▶ [WHAT NEEDS TO BE DONE]: Collect all lines containing the word "JSON" from the data.

Dataset records

####

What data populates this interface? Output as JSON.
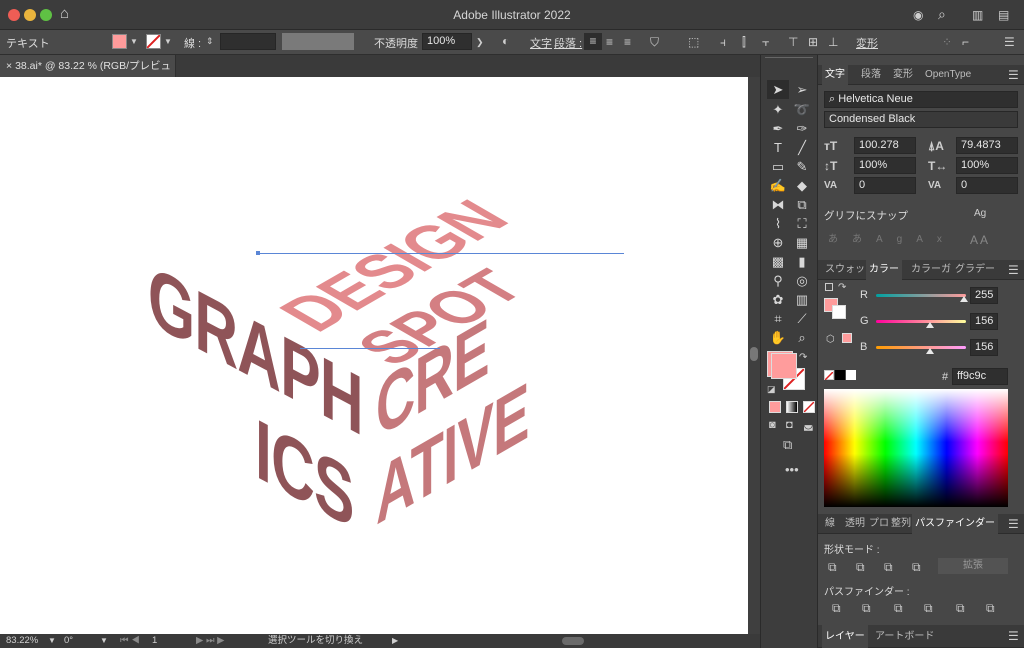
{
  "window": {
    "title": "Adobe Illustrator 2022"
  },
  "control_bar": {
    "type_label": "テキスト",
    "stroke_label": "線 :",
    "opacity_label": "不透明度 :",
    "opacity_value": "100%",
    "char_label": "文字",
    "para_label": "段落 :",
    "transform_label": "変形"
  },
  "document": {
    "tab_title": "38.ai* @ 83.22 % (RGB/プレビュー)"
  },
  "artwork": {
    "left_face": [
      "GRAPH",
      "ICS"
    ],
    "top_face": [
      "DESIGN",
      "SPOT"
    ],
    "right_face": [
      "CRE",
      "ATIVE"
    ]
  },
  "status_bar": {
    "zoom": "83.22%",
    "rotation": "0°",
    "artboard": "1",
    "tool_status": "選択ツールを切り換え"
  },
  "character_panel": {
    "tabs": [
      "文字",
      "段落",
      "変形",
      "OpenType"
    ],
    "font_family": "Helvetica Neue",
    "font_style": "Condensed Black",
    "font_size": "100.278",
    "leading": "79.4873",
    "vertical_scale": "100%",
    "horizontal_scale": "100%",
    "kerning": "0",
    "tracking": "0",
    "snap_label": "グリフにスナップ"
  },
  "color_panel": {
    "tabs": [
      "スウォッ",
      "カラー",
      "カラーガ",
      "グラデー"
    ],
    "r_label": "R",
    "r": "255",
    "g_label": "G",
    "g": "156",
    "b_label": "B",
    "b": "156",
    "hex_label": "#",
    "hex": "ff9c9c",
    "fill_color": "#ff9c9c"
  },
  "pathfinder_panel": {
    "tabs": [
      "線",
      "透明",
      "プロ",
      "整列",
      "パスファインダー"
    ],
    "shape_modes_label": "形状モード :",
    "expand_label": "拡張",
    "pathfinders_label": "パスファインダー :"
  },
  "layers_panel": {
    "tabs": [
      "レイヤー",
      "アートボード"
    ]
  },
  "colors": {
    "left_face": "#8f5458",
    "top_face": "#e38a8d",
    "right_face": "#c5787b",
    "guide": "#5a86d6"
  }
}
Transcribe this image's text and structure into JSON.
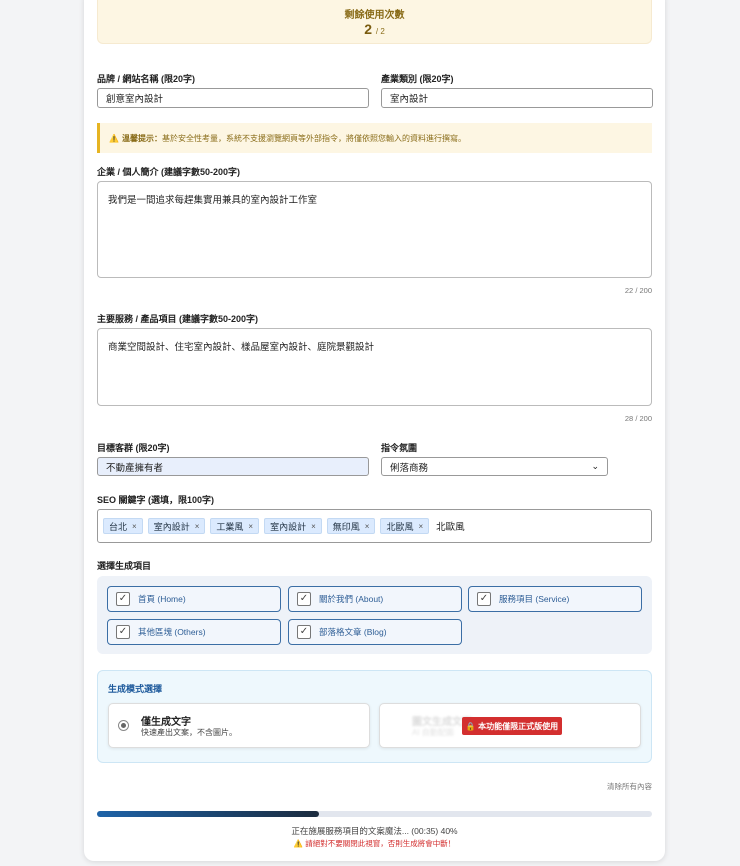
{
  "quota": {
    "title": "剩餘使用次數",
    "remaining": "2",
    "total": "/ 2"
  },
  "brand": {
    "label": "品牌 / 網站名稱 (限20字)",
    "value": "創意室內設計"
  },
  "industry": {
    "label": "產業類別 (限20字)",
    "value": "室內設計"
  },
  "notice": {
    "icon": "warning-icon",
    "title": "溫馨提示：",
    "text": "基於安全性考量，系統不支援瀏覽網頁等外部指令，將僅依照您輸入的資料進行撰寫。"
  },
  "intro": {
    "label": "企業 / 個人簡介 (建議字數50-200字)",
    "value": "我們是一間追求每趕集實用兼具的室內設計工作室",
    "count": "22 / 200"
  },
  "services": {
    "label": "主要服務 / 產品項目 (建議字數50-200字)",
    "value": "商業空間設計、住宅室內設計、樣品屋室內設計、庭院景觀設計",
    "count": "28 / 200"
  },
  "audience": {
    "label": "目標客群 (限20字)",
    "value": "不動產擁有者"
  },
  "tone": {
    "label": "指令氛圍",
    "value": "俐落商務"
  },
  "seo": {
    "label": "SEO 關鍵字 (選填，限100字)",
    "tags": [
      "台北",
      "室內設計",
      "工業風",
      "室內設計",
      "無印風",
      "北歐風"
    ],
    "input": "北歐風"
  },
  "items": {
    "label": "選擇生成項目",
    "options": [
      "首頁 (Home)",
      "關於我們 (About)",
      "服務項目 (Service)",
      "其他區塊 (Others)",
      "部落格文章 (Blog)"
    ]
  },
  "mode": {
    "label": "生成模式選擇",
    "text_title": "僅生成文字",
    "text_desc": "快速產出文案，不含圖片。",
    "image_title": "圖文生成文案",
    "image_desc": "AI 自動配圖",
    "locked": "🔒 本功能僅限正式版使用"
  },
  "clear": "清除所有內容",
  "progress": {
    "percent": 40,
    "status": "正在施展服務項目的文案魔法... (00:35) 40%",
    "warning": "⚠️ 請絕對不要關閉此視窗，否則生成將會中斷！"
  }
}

####

▶ [THE RESPONSE]:
What data populates this interface? Output as JSON.
Transcribe this image's text and structure into JSON.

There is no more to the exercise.